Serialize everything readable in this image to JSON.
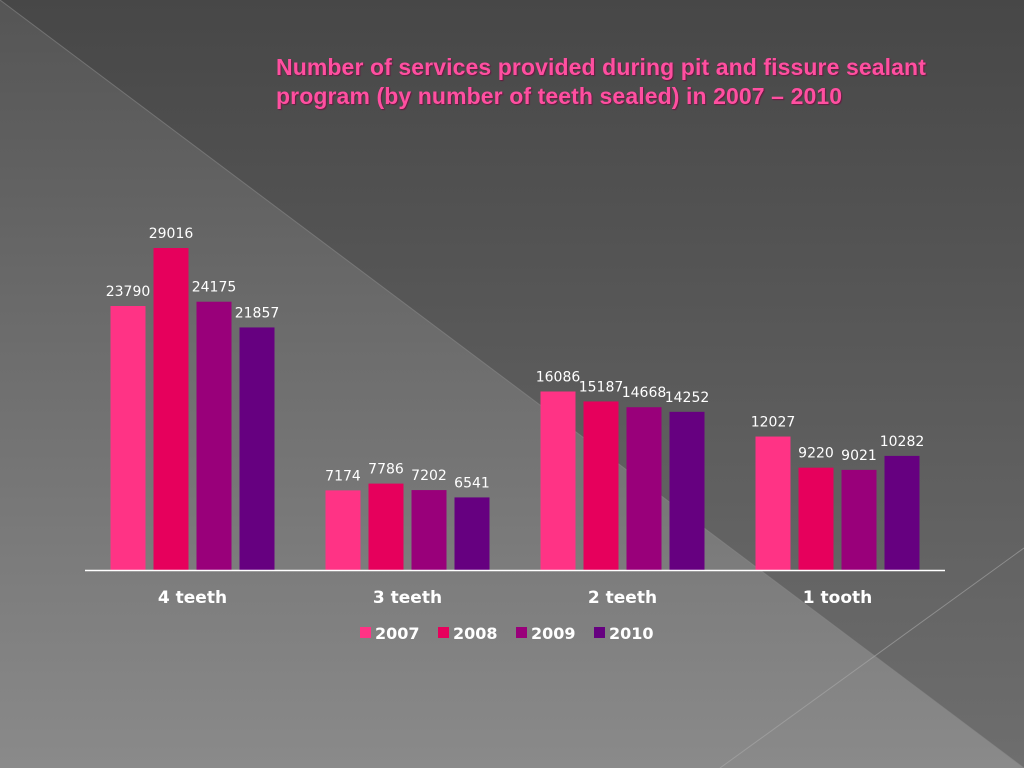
{
  "slide": {
    "title": "Number of services provided during pit and fissure sealant program (by number of teeth sealed) in 2007 – 2010",
    "background_colors": {
      "dark": "#4a4a4a",
      "mid": "#5e5e5e",
      "light": "#7a7a7a",
      "lightest": "#8a8a8a"
    }
  },
  "chart_data": {
    "type": "bar",
    "title": "Number of services provided during pit and fissure sealant program (by number of teeth sealed) in 2007 – 2010",
    "xlabel": "",
    "ylabel": "",
    "categories": [
      "4 teeth",
      "3 teeth",
      "2 teeth",
      "1 tooth"
    ],
    "series": [
      {
        "name": "2007",
        "color": "#ff3385",
        "values": [
          23790,
          7174,
          16086,
          12027
        ]
      },
      {
        "name": "2008",
        "color": "#e6005c",
        "values": [
          29016,
          7786,
          15187,
          9220
        ]
      },
      {
        "name": "2009",
        "color": "#99007a",
        "values": [
          24175,
          7202,
          14668,
          9021
        ]
      },
      {
        "name": "2010",
        "color": "#660080",
        "values": [
          21857,
          6541,
          14252,
          10282
        ]
      }
    ],
    "ylim": [
      0,
      29016
    ],
    "grid": false,
    "y_axis_visible": false,
    "data_labels": true,
    "legend": "bottom"
  }
}
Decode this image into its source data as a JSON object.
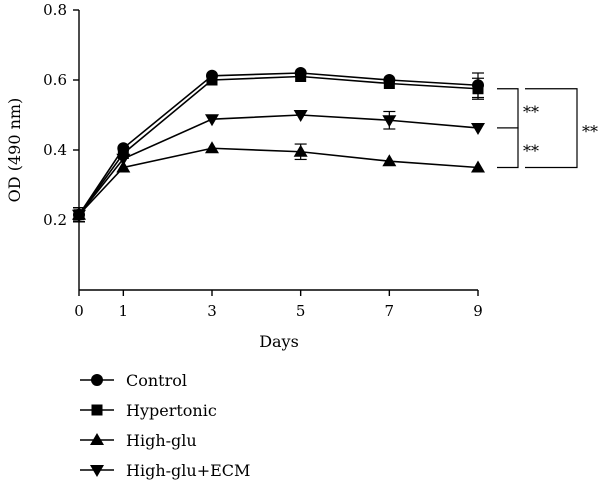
{
  "chart_data": {
    "type": "line",
    "xlabel": "Days",
    "ylabel": "OD (490 nm)",
    "x": [
      0,
      1,
      3,
      5,
      7,
      9
    ],
    "x_ticks": [
      0,
      1,
      3,
      5,
      7,
      9
    ],
    "x_tick_labels": [
      "0",
      "1",
      "3",
      "5",
      "7",
      "9"
    ],
    "ylim": [
      0.0,
      0.8
    ],
    "y_ticks": [
      0.2,
      0.4,
      0.6,
      0.8
    ],
    "y_tick_labels": [
      "0.2",
      "0.4",
      "0.6",
      "0.8"
    ],
    "grid": false,
    "legend_position": "bottom",
    "series": [
      {
        "name": "Control",
        "marker": "circle",
        "values": [
          0.215,
          0.405,
          0.612,
          0.62,
          0.6,
          0.585
        ],
        "errors": [
          0.02,
          0.01,
          0.01,
          0.01,
          0.01,
          0.035
        ]
      },
      {
        "name": "Hypertonic",
        "marker": "square",
        "values": [
          0.215,
          0.39,
          0.6,
          0.61,
          0.59,
          0.575
        ],
        "errors": [
          0.02,
          0.01,
          0.01,
          0.01,
          0.01,
          0.03
        ]
      },
      {
        "name": "High-glu",
        "marker": "triangle-up",
        "values": [
          0.215,
          0.35,
          0.405,
          0.395,
          0.368,
          0.35
        ],
        "errors": [
          0.02,
          0.01,
          0.01,
          0.022,
          0.01,
          0.01
        ]
      },
      {
        "name": "High-glu+ECM",
        "marker": "triangle-down",
        "values": [
          0.215,
          0.375,
          0.488,
          0.5,
          0.485,
          0.463
        ],
        "errors": [
          0.02,
          0.01,
          0.01,
          0.01,
          0.025,
          0.01
        ]
      }
    ],
    "annotations": [
      {
        "text": "**",
        "between": [
          "Hypertonic",
          "High-glu+ECM"
        ]
      },
      {
        "text": "**",
        "between": [
          "High-glu+ECM",
          "High-glu"
        ]
      },
      {
        "text": "**",
        "between": [
          "Hypertonic",
          "High-glu"
        ]
      }
    ]
  }
}
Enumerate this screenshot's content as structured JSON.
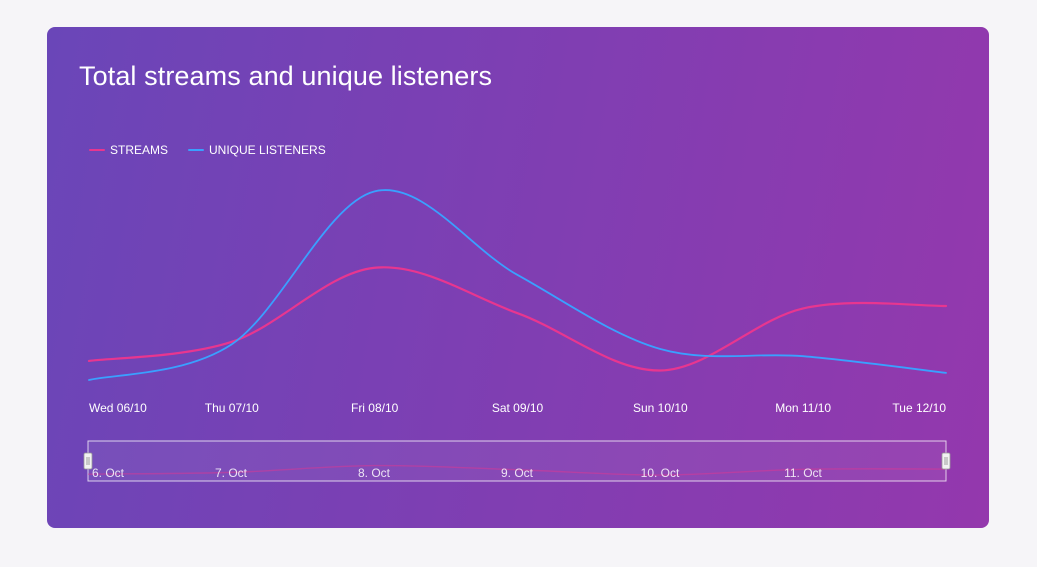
{
  "chart_data": {
    "type": "line",
    "title": "Total streams and unique listeners",
    "x": [
      "Wed 06/10",
      "Thu 07/10",
      "Fri 08/10",
      "Sat 09/10",
      "Sun 10/10",
      "Mon 11/10",
      "Tue 12/10"
    ],
    "series": [
      {
        "name": "STREAMS",
        "color": "#e8368f",
        "values": [
          8,
          16,
          47,
          28,
          4,
          30,
          31
        ]
      },
      {
        "name": "UNIQUE LISTENERS",
        "color": "#3aa0ff",
        "values": [
          0,
          15,
          79,
          44,
          13,
          10,
          3
        ]
      }
    ],
    "ylim": [
      -5,
      85
    ],
    "grid": false,
    "legend": "top-left",
    "navigator": {
      "labels": [
        "6. Oct",
        "7. Oct",
        "8. Oct",
        "9. Oct",
        "10. Oct",
        "11. Oct"
      ],
      "series": "STREAMS"
    }
  }
}
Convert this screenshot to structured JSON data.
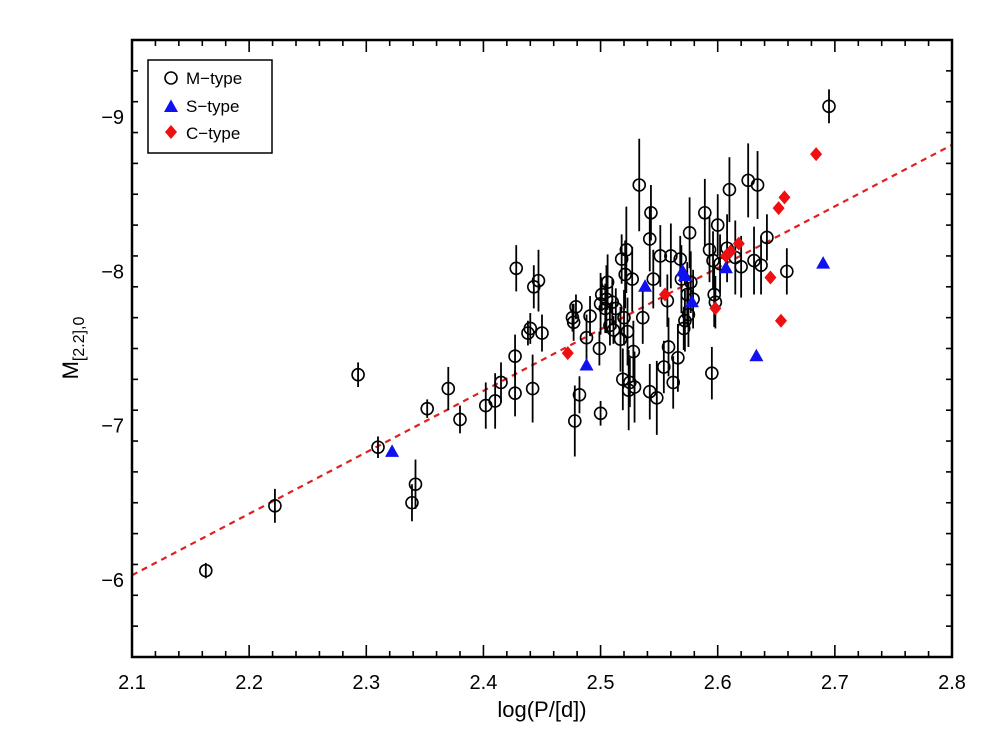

* * * *

» **Given problem**: Copy all lines of the material above where the string "triangle" occurs.

» **Result of this task**:
        "marker": "triangle-up",
        "marker": "triangle-down",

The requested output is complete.